> **Entries taken from a collection**
┄┄┄┄┄┄
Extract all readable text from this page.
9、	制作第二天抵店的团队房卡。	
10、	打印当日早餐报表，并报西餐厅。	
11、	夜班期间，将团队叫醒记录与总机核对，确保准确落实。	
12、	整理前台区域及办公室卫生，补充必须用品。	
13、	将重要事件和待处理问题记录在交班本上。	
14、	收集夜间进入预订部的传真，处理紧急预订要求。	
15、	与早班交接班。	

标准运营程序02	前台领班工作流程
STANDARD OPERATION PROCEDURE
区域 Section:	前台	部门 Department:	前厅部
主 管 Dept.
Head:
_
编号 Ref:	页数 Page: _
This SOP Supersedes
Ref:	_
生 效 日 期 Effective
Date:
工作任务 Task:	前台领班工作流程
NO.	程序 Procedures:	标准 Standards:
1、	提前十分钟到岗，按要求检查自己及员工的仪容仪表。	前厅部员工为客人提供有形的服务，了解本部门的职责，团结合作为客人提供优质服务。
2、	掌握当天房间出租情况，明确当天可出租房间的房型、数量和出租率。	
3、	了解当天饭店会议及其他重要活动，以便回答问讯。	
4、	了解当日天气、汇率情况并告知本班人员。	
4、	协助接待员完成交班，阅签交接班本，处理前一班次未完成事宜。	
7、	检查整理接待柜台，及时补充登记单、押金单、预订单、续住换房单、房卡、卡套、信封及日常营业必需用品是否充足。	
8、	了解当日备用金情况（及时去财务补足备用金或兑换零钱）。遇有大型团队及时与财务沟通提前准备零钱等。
┄┄┄┄┄┄
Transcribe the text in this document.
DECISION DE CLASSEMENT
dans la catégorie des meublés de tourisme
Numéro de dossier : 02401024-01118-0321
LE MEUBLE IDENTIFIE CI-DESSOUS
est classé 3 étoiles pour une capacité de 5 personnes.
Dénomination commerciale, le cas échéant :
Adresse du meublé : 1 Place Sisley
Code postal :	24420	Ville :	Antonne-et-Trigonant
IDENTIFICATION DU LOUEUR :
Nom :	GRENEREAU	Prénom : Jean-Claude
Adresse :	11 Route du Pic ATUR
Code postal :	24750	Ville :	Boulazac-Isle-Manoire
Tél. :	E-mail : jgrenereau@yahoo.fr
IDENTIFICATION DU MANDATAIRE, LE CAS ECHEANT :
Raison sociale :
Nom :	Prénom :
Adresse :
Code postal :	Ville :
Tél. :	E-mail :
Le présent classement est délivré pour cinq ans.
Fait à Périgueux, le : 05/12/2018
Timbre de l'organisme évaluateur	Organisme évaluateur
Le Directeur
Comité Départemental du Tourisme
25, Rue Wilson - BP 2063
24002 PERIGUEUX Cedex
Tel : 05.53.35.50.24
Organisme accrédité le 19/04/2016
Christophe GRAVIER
┄┄┄┄┄┄
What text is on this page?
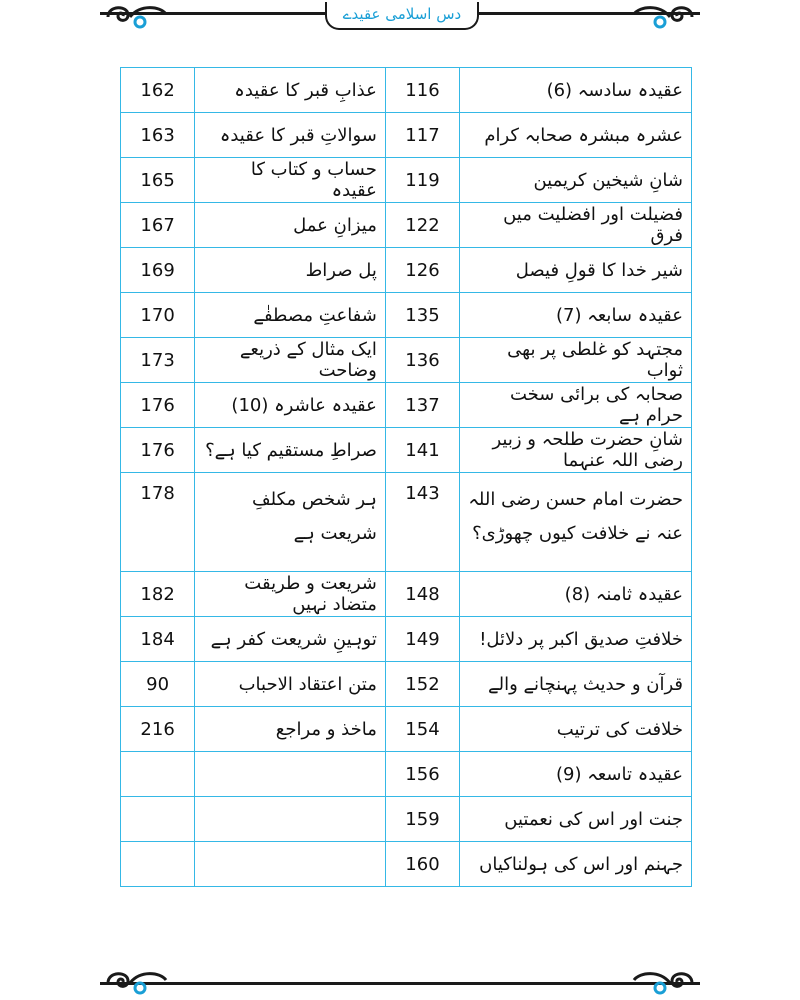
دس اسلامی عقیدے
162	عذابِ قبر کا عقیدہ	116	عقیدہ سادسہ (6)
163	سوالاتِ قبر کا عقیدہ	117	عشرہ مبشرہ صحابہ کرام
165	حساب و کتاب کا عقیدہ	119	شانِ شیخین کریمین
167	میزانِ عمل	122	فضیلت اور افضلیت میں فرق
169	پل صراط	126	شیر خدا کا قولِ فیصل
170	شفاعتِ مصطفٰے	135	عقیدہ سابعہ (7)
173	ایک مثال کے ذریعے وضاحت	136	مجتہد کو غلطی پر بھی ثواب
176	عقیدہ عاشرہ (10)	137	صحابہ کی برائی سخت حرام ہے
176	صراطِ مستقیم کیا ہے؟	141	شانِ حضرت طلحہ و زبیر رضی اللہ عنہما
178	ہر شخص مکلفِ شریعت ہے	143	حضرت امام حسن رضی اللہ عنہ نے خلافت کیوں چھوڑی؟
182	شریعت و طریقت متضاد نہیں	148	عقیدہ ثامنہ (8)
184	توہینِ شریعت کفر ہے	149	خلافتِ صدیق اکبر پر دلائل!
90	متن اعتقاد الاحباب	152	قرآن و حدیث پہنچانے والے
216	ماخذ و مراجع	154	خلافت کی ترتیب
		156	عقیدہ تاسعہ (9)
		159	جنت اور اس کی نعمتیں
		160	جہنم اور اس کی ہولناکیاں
┄┄┄┄┄┄
> **Directive**
Choose all lines containing the string "前台领班工作流程" and copy them out.

> **Task output**
标准运营程序02	前台领班工作流程
工作任务 Task:	前台领班工作流程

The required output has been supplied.